**Short problem:** Every line that holds "Cancer" should be shown.

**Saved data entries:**
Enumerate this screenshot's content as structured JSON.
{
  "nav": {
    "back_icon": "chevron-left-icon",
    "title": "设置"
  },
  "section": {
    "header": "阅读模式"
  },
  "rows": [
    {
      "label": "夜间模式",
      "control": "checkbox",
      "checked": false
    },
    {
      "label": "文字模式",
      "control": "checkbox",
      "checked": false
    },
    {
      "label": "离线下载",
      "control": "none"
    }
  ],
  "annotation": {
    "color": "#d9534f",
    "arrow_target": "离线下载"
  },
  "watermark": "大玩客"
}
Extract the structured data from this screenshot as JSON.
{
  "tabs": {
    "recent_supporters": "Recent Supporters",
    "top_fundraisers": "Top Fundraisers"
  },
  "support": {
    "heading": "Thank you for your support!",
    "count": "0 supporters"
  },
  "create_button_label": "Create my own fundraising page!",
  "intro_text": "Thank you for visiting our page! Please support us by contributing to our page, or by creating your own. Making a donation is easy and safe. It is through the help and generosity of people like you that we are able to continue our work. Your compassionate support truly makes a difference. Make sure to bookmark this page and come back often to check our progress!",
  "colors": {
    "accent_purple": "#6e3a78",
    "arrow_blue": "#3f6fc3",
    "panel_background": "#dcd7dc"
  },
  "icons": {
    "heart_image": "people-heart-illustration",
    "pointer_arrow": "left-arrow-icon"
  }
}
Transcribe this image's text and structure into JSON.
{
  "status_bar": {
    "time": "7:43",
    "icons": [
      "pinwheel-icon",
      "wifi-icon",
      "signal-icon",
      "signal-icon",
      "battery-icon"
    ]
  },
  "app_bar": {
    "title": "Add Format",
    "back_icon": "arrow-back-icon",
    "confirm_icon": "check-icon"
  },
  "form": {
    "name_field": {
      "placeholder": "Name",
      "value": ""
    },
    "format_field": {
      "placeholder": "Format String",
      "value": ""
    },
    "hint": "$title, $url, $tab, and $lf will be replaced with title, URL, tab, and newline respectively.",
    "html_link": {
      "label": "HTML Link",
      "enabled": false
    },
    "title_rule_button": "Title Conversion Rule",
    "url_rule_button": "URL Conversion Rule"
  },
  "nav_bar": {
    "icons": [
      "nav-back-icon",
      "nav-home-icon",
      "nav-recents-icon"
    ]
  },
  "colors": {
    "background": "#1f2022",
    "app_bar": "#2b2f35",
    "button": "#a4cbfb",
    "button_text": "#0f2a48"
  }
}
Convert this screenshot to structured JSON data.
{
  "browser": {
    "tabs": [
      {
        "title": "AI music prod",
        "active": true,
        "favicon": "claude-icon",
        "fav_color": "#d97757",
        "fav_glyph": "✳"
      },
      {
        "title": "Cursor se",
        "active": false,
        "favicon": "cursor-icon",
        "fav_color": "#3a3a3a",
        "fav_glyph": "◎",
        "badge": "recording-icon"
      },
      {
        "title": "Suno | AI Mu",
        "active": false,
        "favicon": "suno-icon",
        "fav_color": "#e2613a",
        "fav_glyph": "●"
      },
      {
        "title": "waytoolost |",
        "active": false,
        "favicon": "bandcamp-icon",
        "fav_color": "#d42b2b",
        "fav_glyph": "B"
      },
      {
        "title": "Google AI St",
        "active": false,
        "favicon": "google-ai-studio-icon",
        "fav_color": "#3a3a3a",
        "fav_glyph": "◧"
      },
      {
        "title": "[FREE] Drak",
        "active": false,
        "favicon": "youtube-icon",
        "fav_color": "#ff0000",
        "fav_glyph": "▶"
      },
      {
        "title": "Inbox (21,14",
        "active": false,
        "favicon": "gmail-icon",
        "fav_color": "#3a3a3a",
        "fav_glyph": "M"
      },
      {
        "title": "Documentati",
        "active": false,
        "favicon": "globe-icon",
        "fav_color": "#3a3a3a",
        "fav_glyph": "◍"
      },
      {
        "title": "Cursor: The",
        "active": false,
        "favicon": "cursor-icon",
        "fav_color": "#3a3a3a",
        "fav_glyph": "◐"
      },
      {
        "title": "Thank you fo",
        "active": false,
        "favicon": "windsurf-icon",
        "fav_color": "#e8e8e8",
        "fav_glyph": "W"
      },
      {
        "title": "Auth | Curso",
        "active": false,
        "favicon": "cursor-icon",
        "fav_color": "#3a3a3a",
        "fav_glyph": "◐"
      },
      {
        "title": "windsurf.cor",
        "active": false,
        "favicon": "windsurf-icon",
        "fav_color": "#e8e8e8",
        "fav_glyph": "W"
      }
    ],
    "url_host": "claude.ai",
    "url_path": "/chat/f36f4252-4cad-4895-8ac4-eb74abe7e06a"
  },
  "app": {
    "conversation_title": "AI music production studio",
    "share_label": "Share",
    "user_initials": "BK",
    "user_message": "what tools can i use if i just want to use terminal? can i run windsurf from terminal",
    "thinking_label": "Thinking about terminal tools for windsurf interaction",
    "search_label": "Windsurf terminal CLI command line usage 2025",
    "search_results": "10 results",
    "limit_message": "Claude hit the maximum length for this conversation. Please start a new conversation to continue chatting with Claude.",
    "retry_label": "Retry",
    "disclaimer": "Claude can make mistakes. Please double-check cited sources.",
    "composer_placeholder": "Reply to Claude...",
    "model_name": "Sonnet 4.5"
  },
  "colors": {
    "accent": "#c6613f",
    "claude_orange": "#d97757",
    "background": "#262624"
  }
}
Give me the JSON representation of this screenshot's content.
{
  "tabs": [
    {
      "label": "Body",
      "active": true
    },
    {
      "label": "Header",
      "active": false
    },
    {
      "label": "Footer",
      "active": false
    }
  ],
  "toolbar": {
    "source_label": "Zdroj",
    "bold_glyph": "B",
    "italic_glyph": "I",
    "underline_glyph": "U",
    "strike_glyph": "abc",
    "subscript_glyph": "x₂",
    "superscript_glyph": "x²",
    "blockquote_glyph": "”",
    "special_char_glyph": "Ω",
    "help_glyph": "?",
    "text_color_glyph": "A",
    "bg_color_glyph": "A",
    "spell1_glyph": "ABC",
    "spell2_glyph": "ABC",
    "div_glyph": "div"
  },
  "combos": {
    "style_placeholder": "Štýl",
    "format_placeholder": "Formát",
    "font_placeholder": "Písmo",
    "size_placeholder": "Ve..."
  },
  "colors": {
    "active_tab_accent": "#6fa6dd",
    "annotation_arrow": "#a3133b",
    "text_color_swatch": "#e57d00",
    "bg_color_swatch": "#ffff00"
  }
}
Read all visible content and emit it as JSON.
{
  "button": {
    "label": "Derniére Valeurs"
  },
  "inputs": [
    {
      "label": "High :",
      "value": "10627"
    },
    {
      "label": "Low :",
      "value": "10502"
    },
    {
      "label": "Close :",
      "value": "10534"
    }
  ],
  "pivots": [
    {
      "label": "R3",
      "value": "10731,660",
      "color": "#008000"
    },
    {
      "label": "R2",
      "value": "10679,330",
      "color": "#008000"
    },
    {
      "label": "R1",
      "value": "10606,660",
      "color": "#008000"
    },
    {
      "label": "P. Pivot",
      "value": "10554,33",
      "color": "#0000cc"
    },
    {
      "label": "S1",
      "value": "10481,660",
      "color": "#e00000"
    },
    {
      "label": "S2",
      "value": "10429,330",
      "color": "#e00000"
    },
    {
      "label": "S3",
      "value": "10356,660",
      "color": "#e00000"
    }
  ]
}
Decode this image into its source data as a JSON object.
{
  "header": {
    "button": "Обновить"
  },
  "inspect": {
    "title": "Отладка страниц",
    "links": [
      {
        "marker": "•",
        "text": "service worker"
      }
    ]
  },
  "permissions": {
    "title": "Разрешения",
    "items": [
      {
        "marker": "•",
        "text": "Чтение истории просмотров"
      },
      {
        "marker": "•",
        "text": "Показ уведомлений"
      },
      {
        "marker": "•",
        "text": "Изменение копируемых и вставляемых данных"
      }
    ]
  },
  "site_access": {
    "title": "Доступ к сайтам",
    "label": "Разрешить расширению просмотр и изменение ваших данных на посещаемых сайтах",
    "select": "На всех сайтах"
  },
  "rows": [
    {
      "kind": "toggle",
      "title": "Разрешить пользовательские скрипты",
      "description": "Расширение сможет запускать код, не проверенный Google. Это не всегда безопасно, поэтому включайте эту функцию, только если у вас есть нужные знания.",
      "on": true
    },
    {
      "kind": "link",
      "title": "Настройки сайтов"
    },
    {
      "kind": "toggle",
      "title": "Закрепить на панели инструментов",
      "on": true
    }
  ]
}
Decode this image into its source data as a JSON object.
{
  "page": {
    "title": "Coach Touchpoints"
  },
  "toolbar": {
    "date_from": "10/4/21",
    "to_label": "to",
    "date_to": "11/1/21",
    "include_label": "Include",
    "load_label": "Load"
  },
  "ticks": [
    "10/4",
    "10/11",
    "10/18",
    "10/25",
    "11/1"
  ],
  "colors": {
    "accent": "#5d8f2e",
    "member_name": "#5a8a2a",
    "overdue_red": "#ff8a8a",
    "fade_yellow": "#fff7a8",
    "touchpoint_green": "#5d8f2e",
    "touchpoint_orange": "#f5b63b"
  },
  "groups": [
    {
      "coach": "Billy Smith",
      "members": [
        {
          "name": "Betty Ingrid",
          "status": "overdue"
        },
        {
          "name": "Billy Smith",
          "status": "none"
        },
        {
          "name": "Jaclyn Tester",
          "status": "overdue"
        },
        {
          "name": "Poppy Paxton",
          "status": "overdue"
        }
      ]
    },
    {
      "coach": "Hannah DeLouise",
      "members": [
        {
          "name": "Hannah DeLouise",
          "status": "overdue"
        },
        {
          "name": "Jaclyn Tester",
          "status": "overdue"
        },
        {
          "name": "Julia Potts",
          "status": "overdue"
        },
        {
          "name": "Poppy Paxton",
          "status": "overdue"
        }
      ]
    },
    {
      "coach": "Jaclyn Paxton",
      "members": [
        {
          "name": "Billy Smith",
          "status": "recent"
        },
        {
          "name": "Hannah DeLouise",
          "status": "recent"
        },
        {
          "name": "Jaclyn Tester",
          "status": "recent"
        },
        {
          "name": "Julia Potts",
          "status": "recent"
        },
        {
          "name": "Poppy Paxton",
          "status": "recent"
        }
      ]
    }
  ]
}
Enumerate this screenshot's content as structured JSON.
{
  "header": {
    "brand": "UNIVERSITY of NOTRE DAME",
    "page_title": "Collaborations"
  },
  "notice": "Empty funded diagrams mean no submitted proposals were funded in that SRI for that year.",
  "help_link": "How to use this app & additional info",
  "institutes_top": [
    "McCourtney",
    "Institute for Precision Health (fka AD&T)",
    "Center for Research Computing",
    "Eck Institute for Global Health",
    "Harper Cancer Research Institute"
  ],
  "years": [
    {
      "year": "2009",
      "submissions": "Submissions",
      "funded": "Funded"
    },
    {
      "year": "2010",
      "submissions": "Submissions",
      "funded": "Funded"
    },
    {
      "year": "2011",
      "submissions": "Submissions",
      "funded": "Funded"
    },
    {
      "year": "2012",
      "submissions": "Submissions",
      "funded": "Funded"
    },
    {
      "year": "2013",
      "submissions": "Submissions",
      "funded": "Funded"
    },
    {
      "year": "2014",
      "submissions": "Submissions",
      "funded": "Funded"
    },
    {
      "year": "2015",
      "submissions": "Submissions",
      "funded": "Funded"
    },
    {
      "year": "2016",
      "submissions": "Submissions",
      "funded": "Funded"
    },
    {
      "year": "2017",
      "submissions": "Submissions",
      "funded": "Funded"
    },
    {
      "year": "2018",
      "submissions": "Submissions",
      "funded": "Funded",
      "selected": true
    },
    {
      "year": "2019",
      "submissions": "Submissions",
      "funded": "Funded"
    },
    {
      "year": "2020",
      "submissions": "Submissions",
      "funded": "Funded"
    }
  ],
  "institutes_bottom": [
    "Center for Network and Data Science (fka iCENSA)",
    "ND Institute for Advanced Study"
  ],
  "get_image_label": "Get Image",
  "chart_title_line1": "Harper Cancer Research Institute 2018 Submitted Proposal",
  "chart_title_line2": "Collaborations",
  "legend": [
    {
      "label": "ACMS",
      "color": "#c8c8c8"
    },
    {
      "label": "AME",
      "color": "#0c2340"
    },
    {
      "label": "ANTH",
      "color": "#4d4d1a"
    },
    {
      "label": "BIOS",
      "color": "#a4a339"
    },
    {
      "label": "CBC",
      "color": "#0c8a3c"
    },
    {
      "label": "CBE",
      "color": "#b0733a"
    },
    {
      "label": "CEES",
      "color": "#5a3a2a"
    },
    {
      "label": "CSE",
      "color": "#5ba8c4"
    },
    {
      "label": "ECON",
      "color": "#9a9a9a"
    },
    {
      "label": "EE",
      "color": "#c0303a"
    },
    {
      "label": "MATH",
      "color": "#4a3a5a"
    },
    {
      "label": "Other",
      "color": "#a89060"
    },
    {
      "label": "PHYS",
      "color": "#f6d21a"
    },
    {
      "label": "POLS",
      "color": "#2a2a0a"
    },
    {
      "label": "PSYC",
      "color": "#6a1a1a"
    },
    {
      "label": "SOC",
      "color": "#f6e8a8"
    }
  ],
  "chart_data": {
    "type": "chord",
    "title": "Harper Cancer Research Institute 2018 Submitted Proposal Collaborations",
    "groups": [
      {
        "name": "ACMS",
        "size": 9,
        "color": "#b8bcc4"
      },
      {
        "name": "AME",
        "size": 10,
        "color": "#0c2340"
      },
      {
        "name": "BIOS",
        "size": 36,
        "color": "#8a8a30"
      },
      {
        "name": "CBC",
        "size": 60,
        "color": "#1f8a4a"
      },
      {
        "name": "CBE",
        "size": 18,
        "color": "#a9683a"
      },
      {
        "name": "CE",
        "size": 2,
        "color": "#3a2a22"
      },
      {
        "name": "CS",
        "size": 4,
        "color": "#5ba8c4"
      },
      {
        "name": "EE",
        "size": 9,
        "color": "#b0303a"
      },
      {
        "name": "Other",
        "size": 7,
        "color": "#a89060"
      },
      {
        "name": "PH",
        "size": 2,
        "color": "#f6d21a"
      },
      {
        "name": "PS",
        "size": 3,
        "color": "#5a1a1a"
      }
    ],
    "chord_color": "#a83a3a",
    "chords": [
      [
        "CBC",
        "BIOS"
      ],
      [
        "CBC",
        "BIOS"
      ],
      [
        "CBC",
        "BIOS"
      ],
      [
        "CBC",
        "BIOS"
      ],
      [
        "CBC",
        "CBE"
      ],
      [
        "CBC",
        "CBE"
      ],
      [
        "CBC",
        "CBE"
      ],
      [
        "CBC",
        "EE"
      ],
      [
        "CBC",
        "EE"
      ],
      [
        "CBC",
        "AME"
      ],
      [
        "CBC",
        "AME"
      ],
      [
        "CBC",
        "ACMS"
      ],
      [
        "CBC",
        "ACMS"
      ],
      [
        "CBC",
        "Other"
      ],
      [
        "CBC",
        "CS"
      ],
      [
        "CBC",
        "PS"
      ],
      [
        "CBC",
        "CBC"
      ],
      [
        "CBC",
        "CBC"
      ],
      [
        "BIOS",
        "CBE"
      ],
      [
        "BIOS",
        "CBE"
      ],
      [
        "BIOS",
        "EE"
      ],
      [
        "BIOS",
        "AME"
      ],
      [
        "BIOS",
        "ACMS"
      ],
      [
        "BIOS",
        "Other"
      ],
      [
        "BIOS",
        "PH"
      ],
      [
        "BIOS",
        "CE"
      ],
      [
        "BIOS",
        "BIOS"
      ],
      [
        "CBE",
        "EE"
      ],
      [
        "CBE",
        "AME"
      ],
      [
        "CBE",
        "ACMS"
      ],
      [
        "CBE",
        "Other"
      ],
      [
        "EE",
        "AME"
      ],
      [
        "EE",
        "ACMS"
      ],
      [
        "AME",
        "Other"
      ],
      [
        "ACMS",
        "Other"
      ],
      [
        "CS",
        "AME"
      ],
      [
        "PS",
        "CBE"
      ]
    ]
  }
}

**Solution to the problem:**
    "Harper Cancer Research Institute"
  "chart_title_line1": "Harper Cancer Research Institute 2018 Submitted Proposal",
    "title": "Harper Cancer Research Institute 2018 Submitted Proposal Collaborations",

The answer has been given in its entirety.